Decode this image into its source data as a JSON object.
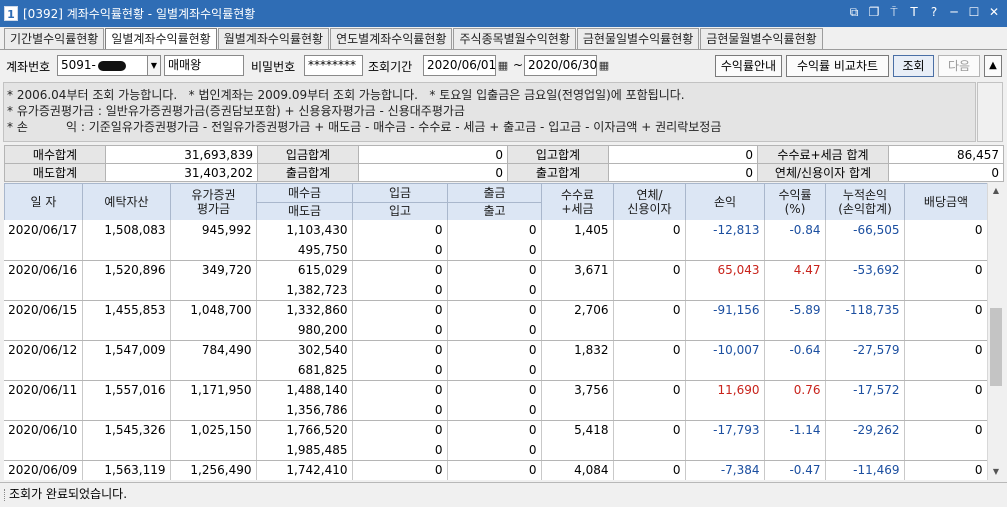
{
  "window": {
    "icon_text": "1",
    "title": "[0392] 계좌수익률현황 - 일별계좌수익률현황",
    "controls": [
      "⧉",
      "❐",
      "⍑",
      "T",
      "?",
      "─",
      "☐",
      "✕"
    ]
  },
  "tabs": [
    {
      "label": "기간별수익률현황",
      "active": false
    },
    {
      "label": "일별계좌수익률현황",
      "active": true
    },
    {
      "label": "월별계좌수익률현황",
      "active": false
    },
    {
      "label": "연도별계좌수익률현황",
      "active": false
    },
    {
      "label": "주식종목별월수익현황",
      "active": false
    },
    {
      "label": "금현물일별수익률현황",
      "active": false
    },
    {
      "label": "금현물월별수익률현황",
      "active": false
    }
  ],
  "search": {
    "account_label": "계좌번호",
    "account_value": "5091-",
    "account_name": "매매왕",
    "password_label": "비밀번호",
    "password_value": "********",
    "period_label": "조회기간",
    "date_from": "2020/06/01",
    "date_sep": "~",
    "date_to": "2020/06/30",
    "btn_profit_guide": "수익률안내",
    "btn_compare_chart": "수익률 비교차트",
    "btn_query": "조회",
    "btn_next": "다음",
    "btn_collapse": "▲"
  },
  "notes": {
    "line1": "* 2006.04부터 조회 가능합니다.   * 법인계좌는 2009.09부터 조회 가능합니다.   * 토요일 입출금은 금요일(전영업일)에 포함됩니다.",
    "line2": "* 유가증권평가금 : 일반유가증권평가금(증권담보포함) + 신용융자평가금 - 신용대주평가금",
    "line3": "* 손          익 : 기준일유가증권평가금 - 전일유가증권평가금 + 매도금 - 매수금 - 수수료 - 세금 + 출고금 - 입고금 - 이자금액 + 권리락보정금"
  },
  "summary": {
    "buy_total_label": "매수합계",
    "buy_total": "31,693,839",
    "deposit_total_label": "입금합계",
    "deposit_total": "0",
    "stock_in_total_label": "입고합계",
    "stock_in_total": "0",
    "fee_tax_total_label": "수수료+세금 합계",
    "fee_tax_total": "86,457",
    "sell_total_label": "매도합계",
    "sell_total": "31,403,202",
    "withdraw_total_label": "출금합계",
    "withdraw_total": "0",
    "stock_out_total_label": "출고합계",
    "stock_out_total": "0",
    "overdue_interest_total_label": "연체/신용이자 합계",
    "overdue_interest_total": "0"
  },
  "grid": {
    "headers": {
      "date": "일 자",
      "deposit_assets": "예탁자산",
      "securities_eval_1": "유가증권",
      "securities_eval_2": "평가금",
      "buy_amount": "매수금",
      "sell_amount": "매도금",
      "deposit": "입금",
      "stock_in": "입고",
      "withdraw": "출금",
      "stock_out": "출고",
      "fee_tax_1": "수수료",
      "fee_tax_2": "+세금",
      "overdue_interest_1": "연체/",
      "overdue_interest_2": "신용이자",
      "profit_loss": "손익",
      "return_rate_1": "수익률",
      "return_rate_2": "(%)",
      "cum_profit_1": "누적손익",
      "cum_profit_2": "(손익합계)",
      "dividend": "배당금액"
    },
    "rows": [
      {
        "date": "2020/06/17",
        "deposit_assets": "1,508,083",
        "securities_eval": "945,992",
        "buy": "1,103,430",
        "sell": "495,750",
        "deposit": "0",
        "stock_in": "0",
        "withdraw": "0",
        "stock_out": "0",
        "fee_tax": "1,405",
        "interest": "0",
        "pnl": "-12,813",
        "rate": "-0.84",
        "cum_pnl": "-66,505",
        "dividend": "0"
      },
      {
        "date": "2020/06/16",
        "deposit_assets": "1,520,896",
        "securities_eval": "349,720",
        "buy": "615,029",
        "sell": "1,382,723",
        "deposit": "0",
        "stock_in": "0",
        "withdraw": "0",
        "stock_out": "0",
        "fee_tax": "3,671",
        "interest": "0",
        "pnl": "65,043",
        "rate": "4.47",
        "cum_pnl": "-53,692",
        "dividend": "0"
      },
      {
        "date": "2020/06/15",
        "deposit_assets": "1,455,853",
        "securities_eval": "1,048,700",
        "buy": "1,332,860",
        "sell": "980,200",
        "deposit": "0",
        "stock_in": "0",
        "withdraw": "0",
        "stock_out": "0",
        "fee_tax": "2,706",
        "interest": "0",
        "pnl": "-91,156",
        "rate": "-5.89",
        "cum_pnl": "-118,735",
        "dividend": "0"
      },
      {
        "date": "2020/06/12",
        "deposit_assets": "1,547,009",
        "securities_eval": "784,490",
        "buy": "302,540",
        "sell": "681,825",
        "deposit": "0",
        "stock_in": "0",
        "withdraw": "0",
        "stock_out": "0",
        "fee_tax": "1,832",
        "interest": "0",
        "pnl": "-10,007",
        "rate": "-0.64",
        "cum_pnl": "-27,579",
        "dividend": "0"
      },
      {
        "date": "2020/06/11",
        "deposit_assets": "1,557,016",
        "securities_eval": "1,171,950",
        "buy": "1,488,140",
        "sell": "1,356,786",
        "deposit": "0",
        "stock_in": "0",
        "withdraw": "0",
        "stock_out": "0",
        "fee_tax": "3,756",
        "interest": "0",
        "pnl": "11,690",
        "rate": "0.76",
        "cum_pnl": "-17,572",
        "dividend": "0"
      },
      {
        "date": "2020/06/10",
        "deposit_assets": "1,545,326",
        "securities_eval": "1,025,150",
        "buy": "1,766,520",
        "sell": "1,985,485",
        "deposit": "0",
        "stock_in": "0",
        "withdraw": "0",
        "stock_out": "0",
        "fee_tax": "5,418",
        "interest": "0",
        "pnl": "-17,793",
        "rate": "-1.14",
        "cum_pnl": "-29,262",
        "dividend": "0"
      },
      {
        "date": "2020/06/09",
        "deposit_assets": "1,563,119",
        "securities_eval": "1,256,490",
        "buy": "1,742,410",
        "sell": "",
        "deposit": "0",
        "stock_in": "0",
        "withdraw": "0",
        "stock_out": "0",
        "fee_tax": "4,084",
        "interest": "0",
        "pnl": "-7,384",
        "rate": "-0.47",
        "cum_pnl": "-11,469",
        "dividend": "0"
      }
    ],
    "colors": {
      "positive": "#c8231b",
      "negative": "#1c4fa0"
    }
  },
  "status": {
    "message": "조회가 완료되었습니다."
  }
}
+ + + + + + +
» CHALLENGE
Output all the records, word for word, with no pictures in the copy.

» THE RESPONSE
Decode this image into its source data as a JSON object.
{
  "window": {
    "icon_text": "1",
    "title": "[0392] 계좌수익률현황 - 일별계좌수익률현황",
    "controls": [
      "⧉",
      "❐",
      "⍑",
      "T",
      "?",
      "─",
      "☐",
      "✕"
    ]
  },
  "tabs": [
    {
      "label": "기간별수익률현황",
      "active": false
    },
    {
      "label": "일별계좌수익률현황",
      "active": true
    },
    {
      "label": "월별계좌수익률현황",
      "active": false
    },
    {
      "label": "연도별계좌수익률현황",
      "active": false
    },
    {
      "label": "주식종목별월수익현황",
      "active": false
    },
    {
      "label": "금현물일별수익률현황",
      "active": false
    },
    {
      "label": "금현물월별수익률현황",
      "active": false
    }
  ],
  "search": {
    "account_label": "계좌번호",
    "account_value": "5091-",
    "account_name": "매매왕",
    "password_label": "비밀번호",
    "password_value": "********",
    "period_label": "조회기간",
    "date_from": "2020/06/01",
    "date_sep": "~",
    "date_to": "2020/06/30",
    "btn_profit_guide": "수익률안내",
    "btn_compare_chart": "수익률 비교차트",
    "btn_query": "조회",
    "btn_next": "다음",
    "btn_collapse": "▲"
  },
  "notes": {
    "line1": "* 2006.04부터 조회 가능합니다.   * 법인계좌는 2009.09부터 조회 가능합니다.   * 토요일 입출금은 금요일(전영업일)에 포함됩니다.",
    "line2": "* 유가증권평가금 : 일반유가증권평가금(증권담보포함) + 신용융자평가금 - 신용대주평가금",
    "line3": "* 손          익 : 기준일유가증권평가금 - 전일유가증권평가금 + 매도금 - 매수금 - 수수료 - 세금 + 출고금 - 입고금 - 이자금액 + 권리락보정금"
  },
  "summary": {
    "buy_total_label": "매수합계",
    "buy_total": "31,693,839",
    "deposit_total_label": "입금합계",
    "deposit_total": "0",
    "stock_in_total_label": "입고합계",
    "stock_in_total": "0",
    "fee_tax_total_label": "수수료+세금 합계",
    "fee_tax_total": "86,457",
    "sell_total_label": "매도합계",
    "sell_total": "31,403,202",
    "withdraw_total_label": "출금합계",
    "withdraw_total": "0",
    "stock_out_total_label": "출고합계",
    "stock_out_total": "0",
    "overdue_interest_total_label": "연체/신용이자 합계",
    "overdue_interest_total": "0"
  },
  "grid": {
    "headers": {
      "date": "일 자",
      "deposit_assets": "예탁자산",
      "securities_eval_1": "유가증권",
      "securities_eval_2": "평가금",
      "buy_amount": "매수금",
      "sell_amount": "매도금",
      "deposit": "입금",
      "stock_in": "입고",
      "withdraw": "출금",
      "stock_out": "출고",
      "fee_tax_1": "수수료",
      "fee_tax_2": "+세금",
      "overdue_interest_1": "연체/",
      "overdue_interest_2": "신용이자",
      "profit_loss": "손익",
      "return_rate_1": "수익률",
      "return_rate_2": "(%)",
      "cum_profit_1": "누적손익",
      "cum_profit_2": "(손익합계)",
      "dividend": "배당금액"
    },
    "rows": [
      {
        "date": "2020/06/17",
        "deposit_assets": "1,508,083",
        "securities_eval": "945,992",
        "buy": "1,103,430",
        "sell": "495,750",
        "deposit": "0",
        "stock_in": "0",
        "withdraw": "0",
        "stock_out": "0",
        "fee_tax": "1,405",
        "interest": "0",
        "pnl": "-12,813",
        "rate": "-0.84",
        "cum_pnl": "-66,505",
        "dividend": "0"
      },
      {
        "date": "2020/06/16",
        "deposit_assets": "1,520,896",
        "securities_eval": "349,720",
        "buy": "615,029",
        "sell": "1,382,723",
        "deposit": "0",
        "stock_in": "0",
        "withdraw": "0",
        "stock_out": "0",
        "fee_tax": "3,671",
        "interest": "0",
        "pnl": "65,043",
        "rate": "4.47",
        "cum_pnl": "-53,692",
        "dividend": "0"
      },
      {
        "date": "2020/06/15",
        "deposit_assets": "1,455,853",
        "securities_eval": "1,048,700",
        "buy": "1,332,860",
        "sell": "980,200",
        "deposit": "0",
        "stock_in": "0",
        "withdraw": "0",
        "stock_out": "0",
        "fee_tax": "2,706",
        "interest": "0",
        "pnl": "-91,156",
        "rate": "-5.89",
        "cum_pnl": "-118,735",
        "dividend": "0"
      },
      {
        "date": "2020/06/12",
        "deposit_assets": "1,547,009",
        "securities_eval": "784,490",
        "buy": "302,540",
        "sell": "681,825",
        "deposit": "0",
        "stock_in": "0",
        "withdraw": "0",
        "stock_out": "0",
        "fee_tax": "1,832",
        "interest": "0",
        "pnl": "-10,007",
        "rate": "-0.64",
        "cum_pnl": "-27,579",
        "dividend": "0"
      },
      {
        "date": "2020/06/11",
        "deposit_assets": "1,557,016",
        "securities_eval": "1,171,950",
        "buy": "1,488,140",
        "sell": "1,356,786",
        "deposit": "0",
        "stock_in": "0",
        "withdraw": "0",
        "stock_out": "0",
        "fee_tax": "3,756",
        "interest": "0",
        "pnl": "11,690",
        "rate": "0.76",
        "cum_pnl": "-17,572",
        "dividend": "0"
      },
      {
        "date": "2020/06/10",
        "deposit_assets": "1,545,326",
        "securities_eval": "1,025,150",
        "buy": "1,766,520",
        "sell": "1,985,485",
        "deposit": "0",
        "stock_in": "0",
        "withdraw": "0",
        "stock_out": "0",
        "fee_tax": "5,418",
        "interest": "0",
        "pnl": "-17,793",
        "rate": "-1.14",
        "cum_pnl": "-29,262",
        "dividend": "0"
      },
      {
        "date": "2020/06/09",
        "deposit_assets": "1,563,119",
        "securities_eval": "1,256,490",
        "buy": "1,742,410",
        "sell": "",
        "deposit": "0",
        "stock_in": "0",
        "withdraw": "0",
        "stock_out": "0",
        "fee_tax": "4,084",
        "interest": "0",
        "pnl": "-7,384",
        "rate": "-0.47",
        "cum_pnl": "-11,469",
        "dividend": "0"
      }
    ],
    "colors": {
      "positive": "#c8231b",
      "negative": "#1c4fa0"
    }
  },
  "status": {
    "message": "조회가 완료되었습니다."
  }
}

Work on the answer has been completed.